** Start of Provided records **
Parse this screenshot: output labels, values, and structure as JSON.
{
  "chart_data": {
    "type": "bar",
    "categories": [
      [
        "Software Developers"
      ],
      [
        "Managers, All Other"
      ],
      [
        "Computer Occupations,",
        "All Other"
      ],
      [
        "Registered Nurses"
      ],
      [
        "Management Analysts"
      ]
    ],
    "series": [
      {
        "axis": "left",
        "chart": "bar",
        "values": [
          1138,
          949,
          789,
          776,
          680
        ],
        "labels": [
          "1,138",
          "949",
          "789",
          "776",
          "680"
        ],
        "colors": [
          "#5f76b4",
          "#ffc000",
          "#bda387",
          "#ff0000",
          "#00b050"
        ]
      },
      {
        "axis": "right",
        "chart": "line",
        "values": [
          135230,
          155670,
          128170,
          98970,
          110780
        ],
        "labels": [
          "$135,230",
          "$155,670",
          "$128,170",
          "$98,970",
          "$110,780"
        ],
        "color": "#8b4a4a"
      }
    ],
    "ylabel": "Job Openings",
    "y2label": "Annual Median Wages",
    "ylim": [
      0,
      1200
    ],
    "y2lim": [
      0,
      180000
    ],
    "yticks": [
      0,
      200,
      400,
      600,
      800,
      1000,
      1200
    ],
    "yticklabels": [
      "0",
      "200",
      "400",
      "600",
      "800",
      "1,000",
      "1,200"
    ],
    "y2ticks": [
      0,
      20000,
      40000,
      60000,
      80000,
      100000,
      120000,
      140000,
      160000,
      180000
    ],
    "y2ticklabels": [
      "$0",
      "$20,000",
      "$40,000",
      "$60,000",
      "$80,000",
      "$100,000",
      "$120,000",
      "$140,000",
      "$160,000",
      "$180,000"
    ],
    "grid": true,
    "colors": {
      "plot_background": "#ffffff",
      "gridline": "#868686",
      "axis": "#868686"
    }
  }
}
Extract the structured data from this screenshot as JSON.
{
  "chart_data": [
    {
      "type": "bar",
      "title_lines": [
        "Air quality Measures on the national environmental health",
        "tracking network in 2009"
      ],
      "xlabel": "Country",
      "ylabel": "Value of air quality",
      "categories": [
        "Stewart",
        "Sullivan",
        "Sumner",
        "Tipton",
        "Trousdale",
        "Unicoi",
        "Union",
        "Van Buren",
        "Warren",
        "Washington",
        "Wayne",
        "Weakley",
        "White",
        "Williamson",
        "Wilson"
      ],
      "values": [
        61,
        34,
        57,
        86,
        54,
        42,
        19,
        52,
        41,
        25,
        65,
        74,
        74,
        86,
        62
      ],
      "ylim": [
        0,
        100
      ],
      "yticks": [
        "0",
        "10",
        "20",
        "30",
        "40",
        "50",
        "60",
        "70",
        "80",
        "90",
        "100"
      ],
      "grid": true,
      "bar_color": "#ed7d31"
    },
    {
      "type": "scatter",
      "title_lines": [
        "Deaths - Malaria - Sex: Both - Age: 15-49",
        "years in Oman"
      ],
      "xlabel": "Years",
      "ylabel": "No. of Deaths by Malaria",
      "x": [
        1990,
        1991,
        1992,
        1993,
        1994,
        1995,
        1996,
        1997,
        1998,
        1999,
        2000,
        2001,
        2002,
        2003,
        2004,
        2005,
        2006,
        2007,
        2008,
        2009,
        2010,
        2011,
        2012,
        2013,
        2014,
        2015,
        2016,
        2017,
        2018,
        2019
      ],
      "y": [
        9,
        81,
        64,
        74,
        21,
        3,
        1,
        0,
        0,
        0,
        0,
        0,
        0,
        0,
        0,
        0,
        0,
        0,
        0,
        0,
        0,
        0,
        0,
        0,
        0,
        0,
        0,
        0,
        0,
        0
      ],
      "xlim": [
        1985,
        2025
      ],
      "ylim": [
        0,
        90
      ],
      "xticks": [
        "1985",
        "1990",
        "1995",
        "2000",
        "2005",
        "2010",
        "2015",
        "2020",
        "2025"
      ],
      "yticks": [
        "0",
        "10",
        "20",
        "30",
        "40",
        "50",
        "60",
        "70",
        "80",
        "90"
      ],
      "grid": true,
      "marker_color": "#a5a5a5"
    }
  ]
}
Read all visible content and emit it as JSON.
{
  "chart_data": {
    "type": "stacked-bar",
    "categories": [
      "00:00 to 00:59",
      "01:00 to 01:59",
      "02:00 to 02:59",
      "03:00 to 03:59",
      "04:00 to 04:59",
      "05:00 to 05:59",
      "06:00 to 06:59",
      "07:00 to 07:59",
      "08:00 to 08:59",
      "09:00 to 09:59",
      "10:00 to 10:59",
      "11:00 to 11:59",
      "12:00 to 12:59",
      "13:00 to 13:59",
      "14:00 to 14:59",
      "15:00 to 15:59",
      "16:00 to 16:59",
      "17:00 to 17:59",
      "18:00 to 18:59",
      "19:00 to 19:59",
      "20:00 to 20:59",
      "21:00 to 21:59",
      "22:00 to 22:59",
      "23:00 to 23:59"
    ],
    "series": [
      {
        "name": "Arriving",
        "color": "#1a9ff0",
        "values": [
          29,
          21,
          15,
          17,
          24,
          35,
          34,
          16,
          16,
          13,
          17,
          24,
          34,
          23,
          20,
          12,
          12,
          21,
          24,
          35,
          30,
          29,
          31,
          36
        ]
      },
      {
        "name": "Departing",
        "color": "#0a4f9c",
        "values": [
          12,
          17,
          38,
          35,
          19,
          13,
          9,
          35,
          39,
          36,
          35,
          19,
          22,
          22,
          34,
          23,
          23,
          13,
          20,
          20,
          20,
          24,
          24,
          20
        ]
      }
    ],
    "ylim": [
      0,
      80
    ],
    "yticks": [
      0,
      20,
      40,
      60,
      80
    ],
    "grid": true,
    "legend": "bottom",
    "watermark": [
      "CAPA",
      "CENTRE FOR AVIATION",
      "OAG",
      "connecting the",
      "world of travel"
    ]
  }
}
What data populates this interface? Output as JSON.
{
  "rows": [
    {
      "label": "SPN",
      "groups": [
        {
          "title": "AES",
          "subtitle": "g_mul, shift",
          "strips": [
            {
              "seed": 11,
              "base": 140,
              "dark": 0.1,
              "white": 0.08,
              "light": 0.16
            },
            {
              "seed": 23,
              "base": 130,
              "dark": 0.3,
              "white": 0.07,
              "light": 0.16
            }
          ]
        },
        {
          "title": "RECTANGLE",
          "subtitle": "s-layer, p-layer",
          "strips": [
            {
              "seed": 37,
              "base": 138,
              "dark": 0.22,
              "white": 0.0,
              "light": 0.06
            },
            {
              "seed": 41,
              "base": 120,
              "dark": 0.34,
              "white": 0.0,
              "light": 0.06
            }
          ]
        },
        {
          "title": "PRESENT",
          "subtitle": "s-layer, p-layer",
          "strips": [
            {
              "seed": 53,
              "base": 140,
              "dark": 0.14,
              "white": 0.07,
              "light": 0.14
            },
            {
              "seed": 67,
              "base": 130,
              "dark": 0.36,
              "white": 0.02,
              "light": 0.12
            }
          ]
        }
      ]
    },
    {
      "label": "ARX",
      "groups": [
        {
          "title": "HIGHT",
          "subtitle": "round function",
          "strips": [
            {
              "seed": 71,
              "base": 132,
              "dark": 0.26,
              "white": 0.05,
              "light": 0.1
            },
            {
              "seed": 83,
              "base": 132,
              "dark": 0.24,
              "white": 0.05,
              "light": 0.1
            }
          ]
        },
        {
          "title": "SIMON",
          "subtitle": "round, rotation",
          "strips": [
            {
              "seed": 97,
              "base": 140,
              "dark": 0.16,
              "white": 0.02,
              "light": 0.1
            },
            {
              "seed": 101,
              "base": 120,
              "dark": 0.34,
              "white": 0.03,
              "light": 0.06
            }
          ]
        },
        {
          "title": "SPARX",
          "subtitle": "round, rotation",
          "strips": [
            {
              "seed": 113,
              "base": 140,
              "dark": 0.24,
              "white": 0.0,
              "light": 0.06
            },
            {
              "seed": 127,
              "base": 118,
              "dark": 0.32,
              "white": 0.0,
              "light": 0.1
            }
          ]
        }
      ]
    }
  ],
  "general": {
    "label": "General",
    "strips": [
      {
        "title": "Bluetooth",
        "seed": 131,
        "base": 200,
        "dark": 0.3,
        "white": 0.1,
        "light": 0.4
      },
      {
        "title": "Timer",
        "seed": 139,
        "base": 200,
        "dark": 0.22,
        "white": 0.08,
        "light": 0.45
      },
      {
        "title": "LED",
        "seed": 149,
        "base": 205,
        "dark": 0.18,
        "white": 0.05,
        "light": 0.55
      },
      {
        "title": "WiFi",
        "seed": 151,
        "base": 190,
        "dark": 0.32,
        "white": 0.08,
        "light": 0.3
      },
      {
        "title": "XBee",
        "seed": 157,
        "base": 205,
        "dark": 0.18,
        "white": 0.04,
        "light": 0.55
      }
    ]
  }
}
** End of Provided records **
▶ [Goal] Gather each line of the records holding the string "type".

▶ [Solution to this problem]
    "type": "bar",
      "type": "bar",
      "type": "scatter",
    "type": "stacked-bar",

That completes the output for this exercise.